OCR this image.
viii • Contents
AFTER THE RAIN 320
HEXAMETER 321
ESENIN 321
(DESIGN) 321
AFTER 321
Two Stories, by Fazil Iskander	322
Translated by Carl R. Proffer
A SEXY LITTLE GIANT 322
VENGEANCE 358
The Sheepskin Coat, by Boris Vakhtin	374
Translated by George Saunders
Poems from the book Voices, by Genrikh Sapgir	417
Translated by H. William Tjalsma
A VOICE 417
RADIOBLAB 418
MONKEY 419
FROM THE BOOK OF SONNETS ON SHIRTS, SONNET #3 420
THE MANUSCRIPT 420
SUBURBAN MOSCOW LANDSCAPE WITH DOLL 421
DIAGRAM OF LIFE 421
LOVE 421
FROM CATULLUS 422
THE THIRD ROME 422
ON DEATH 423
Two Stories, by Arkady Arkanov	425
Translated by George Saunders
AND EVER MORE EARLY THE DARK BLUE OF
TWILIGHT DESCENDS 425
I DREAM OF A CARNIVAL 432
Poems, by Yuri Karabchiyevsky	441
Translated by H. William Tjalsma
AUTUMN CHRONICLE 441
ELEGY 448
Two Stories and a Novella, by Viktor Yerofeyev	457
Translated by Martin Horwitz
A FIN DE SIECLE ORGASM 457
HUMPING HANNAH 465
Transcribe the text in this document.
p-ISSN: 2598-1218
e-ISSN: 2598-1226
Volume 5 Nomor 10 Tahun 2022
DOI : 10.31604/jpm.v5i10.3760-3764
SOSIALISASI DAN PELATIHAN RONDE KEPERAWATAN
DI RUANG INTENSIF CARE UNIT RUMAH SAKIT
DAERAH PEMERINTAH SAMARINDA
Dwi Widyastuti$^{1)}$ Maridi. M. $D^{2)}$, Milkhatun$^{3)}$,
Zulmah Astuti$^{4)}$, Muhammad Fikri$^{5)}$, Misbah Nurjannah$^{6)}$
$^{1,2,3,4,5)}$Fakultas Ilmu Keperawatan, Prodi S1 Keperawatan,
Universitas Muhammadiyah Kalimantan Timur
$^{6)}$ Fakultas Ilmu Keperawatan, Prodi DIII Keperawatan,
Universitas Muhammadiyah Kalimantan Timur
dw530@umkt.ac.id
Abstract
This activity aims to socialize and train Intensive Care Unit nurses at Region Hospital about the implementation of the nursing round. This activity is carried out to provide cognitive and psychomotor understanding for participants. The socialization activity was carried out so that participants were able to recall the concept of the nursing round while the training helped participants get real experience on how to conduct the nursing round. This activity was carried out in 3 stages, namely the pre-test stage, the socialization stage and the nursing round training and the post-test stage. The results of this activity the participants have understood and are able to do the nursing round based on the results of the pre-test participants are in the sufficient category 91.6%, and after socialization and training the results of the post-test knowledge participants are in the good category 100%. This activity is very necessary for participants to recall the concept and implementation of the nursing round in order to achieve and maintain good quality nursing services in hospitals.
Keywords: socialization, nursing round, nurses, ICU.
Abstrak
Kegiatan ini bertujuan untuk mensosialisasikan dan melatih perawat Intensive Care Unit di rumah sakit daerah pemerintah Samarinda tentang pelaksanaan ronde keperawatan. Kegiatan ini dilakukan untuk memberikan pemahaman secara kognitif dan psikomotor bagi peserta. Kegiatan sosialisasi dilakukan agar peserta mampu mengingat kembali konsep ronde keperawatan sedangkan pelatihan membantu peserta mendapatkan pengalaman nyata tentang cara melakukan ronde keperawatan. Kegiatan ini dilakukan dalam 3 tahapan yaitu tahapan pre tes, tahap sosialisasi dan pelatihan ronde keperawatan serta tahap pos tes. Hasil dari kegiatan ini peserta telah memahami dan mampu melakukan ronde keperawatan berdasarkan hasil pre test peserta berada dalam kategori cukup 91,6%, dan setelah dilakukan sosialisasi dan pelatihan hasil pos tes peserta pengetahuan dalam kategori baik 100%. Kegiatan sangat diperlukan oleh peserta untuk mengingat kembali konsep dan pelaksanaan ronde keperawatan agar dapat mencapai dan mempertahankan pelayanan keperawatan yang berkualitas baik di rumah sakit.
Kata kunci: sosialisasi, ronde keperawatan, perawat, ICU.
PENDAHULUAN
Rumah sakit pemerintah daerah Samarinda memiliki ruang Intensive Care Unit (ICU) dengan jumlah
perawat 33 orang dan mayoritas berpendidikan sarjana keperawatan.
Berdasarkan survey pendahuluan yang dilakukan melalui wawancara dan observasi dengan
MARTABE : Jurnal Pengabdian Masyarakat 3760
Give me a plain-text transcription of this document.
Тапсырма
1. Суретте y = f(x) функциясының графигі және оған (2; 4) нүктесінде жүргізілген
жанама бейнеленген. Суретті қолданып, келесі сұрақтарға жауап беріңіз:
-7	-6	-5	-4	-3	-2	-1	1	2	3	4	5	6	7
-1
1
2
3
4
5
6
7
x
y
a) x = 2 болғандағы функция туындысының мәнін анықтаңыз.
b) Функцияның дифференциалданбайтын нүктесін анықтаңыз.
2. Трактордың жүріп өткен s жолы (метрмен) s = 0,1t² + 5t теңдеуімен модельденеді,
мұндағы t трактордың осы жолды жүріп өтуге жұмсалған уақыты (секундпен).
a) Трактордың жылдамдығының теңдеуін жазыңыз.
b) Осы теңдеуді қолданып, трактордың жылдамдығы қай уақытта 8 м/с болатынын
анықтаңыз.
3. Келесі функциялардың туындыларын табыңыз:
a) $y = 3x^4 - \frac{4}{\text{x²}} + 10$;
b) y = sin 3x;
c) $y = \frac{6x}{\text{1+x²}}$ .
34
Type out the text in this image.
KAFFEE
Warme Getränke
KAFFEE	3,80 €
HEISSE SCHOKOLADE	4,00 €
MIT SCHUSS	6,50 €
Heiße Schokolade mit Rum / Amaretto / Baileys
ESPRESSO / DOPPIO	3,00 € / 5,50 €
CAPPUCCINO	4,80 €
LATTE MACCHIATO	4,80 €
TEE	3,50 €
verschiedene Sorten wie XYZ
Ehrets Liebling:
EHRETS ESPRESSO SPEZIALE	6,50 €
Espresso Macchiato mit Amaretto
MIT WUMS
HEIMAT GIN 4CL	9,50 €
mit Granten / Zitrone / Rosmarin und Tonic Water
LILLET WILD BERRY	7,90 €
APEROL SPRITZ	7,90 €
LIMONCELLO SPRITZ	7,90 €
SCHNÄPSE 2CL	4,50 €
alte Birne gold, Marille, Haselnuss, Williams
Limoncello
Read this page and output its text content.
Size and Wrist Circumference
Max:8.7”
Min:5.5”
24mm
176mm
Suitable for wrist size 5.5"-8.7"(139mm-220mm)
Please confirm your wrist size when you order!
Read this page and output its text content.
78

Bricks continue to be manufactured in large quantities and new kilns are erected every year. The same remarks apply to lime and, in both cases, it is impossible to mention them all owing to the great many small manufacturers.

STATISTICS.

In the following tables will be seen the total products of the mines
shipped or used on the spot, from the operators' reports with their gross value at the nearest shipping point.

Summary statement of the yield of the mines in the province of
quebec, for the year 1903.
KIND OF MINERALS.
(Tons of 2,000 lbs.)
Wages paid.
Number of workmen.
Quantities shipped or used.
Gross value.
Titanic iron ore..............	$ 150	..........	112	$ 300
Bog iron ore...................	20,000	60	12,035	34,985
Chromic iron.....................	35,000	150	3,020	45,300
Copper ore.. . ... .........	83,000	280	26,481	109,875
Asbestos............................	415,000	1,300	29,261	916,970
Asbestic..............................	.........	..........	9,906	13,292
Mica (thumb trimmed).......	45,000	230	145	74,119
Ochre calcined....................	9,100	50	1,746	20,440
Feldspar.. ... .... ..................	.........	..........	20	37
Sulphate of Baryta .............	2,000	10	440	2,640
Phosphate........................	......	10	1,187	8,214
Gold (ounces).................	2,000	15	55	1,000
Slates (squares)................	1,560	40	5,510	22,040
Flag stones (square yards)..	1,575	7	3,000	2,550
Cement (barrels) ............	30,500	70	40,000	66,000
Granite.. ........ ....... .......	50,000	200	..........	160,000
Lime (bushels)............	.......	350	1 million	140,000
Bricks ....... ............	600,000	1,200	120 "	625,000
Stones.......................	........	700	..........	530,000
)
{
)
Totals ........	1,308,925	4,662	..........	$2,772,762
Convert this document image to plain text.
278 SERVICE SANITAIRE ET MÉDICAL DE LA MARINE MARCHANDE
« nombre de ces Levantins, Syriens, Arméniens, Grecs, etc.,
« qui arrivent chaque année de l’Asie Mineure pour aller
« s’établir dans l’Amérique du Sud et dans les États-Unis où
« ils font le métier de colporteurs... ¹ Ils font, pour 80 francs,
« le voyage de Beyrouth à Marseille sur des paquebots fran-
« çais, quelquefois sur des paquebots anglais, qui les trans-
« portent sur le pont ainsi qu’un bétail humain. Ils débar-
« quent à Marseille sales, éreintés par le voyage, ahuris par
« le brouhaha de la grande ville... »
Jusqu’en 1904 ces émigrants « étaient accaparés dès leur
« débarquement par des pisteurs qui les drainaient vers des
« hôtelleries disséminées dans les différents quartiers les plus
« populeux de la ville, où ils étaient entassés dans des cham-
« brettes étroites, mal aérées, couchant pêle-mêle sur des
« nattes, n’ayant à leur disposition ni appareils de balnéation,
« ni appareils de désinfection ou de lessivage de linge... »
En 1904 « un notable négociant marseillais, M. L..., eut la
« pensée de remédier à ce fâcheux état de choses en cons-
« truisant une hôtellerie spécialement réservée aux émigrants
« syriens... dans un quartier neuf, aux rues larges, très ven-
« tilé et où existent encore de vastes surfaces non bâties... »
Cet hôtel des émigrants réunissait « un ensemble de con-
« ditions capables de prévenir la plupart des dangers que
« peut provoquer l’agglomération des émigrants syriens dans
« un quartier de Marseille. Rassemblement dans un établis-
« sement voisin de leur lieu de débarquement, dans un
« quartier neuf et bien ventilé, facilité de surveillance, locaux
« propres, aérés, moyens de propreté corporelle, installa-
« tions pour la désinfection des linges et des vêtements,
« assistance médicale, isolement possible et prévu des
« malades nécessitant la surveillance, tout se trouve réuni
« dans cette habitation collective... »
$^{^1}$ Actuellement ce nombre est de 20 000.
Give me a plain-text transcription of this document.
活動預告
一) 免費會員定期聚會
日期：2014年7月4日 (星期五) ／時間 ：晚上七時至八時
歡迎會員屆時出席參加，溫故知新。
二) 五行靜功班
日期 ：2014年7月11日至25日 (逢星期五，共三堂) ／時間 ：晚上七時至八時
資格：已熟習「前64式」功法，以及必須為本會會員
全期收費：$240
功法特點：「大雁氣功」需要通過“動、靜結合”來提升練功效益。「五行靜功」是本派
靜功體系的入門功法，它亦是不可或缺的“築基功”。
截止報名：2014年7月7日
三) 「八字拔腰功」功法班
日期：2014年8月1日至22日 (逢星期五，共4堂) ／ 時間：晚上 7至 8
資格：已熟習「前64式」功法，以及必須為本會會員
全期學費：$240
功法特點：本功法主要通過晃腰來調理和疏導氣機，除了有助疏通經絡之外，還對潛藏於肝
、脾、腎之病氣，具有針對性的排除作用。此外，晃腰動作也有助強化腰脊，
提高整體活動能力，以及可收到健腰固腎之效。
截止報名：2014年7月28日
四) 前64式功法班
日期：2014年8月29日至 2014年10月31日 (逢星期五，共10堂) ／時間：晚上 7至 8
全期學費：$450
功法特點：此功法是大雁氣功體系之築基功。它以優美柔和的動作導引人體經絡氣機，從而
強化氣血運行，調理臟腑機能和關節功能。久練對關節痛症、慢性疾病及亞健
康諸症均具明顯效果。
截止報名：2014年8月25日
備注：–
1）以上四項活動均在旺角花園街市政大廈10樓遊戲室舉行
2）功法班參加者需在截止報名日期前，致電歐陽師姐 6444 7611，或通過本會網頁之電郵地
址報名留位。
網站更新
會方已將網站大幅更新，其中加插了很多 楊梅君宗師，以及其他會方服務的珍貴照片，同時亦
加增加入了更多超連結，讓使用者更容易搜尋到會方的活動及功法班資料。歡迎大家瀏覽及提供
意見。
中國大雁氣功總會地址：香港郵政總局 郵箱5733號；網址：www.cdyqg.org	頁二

○ ○ ○ ○

Direction: Each line that contains the string "neuf" counts once; report how many such lines the entries have, giving only the number.

Exercise response: 2